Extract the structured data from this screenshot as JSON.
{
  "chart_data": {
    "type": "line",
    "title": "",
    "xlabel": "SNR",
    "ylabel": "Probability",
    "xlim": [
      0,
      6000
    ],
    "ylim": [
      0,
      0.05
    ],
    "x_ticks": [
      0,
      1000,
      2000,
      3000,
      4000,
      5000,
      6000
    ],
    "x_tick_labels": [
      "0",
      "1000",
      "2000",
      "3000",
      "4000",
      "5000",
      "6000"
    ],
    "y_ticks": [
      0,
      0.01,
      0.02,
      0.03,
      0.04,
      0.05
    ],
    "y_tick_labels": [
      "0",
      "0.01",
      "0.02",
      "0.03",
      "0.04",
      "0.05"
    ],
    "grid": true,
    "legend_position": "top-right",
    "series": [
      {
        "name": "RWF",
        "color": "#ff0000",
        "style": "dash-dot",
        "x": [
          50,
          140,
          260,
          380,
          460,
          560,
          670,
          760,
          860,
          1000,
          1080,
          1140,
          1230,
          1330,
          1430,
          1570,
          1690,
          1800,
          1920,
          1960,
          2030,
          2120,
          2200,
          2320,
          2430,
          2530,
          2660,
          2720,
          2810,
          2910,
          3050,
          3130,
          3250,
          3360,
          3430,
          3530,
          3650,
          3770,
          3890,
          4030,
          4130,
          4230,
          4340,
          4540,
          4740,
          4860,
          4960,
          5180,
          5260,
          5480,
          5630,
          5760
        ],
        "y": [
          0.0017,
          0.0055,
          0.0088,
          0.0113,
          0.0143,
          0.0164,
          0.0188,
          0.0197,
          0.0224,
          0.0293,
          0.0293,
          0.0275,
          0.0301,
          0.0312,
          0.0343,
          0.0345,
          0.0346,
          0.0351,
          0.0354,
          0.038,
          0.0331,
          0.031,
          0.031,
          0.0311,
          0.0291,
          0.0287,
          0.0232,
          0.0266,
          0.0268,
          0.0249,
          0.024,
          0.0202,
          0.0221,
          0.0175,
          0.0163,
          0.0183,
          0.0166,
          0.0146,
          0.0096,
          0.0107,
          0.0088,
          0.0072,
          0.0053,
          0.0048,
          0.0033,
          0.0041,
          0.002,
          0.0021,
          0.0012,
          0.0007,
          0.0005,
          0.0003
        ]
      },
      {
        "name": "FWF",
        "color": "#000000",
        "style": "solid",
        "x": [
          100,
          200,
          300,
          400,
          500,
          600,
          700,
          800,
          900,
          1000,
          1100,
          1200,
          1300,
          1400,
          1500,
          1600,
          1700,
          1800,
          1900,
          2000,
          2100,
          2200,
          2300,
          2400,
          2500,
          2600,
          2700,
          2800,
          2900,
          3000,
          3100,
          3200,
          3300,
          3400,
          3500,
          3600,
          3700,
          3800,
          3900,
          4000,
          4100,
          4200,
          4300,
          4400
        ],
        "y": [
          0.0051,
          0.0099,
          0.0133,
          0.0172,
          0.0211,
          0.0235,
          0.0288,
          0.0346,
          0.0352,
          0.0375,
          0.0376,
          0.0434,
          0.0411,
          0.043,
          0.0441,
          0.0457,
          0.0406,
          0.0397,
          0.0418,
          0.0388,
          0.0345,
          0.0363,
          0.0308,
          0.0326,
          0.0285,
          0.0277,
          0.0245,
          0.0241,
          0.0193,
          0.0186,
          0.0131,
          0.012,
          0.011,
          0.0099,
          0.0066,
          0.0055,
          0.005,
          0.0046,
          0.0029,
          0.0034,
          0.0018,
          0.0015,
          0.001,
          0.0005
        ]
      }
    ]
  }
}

────────────────────

▶ _YOUR GOAL_
Each line of the material above must be retyped precisely.

▶ _SOLUTION TO THIS EXERCISE_
Extract the structured data from this screenshot as JSON.
{
  "chart_data": {
    "type": "line",
    "title": "",
    "xlabel": "SNR",
    "ylabel": "Probability",
    "xlim": [
      0,
      6000
    ],
    "ylim": [
      0,
      0.05
    ],
    "x_ticks": [
      0,
      1000,
      2000,
      3000,
      4000,
      5000,
      6000
    ],
    "x_tick_labels": [
      "0",
      "1000",
      "2000",
      "3000",
      "4000",
      "5000",
      "6000"
    ],
    "y_ticks": [
      0,
      0.01,
      0.02,
      0.03,
      0.04,
      0.05
    ],
    "y_tick_labels": [
      "0",
      "0.01",
      "0.02",
      "0.03",
      "0.04",
      "0.05"
    ],
    "grid": true,
    "legend_position": "top-right",
    "series": [
      {
        "name": "RWF",
        "color": "#ff0000",
        "style": "dash-dot",
        "x": [
          50,
          140,
          260,
          380,
          460,
          560,
          670,
          760,
          860,
          1000,
          1080,
          1140,
          1230,
          1330,
          1430,
          1570,
          1690,
          1800,
          1920,
          1960,
          2030,
          2120,
          2200,
          2320,
          2430,
          2530,
          2660,
          2720,
          2810,
          2910,
          3050,
          3130,
          3250,
          3360,
          3430,
          3530,
          3650,
          3770,
          3890,
          4030,
          4130,
          4230,
          4340,
          4540,
          4740,
          4860,
          4960,
          5180,
          5260,
          5480,
          5630,
          5760
        ],
        "y": [
          0.0017,
          0.0055,
          0.0088,
          0.0113,
          0.0143,
          0.0164,
          0.0188,
          0.0197,
          0.0224,
          0.0293,
          0.0293,
          0.0275,
          0.0301,
          0.0312,
          0.0343,
          0.0345,
          0.0346,
          0.0351,
          0.0354,
          0.038,
          0.0331,
          0.031,
          0.031,
          0.0311,
          0.0291,
          0.0287,
          0.0232,
          0.0266,
          0.0268,
          0.0249,
          0.024,
          0.0202,
          0.0221,
          0.0175,
          0.0163,
          0.0183,
          0.0166,
          0.0146,
          0.0096,
          0.0107,
          0.0088,
          0.0072,
          0.0053,
          0.0048,
          0.0033,
          0.0041,
          0.002,
          0.0021,
          0.0012,
          0.0007,
          0.0005,
          0.0003
        ]
      },
      {
        "name": "FWF",
        "color": "#000000",
        "style": "solid",
        "x": [
          100,
          200,
          300,
          400,
          500,
          600,
          700,
          800,
          900,
          1000,
          1100,
          1200,
          1300,
          1400,
          1500,
          1600,
          1700,
          1800,
          1900,
          2000,
          2100,
          2200,
          2300,
          2400,
          2500,
          2600,
          2700,
          2800,
          2900,
          3000,
          3100,
          3200,
          3300,
          3400,
          3500,
          3600,
          3700,
          3800,
          3900,
          4000,
          4100,
          4200,
          4300,
          4400
        ],
        "y": [
          0.0051,
          0.0099,
          0.0133,
          0.0172,
          0.0211,
          0.0235,
          0.0288,
          0.0346,
          0.0352,
          0.0375,
          0.0376,
          0.0434,
          0.0411,
          0.043,
          0.0441,
          0.0457,
          0.0406,
          0.0397,
          0.0418,
          0.0388,
          0.0345,
          0.0363,
          0.0308,
          0.0326,
          0.0285,
          0.0277,
          0.0245,
          0.0241,
          0.0193,
          0.0186,
          0.0131,
          0.012,
          0.011,
          0.0099,
          0.0066,
          0.0055,
          0.005,
          0.0046,
          0.0029,
          0.0034,
          0.0018,
          0.0015,
          0.001,
          0.0005
        ]
      }
    ]
  }
}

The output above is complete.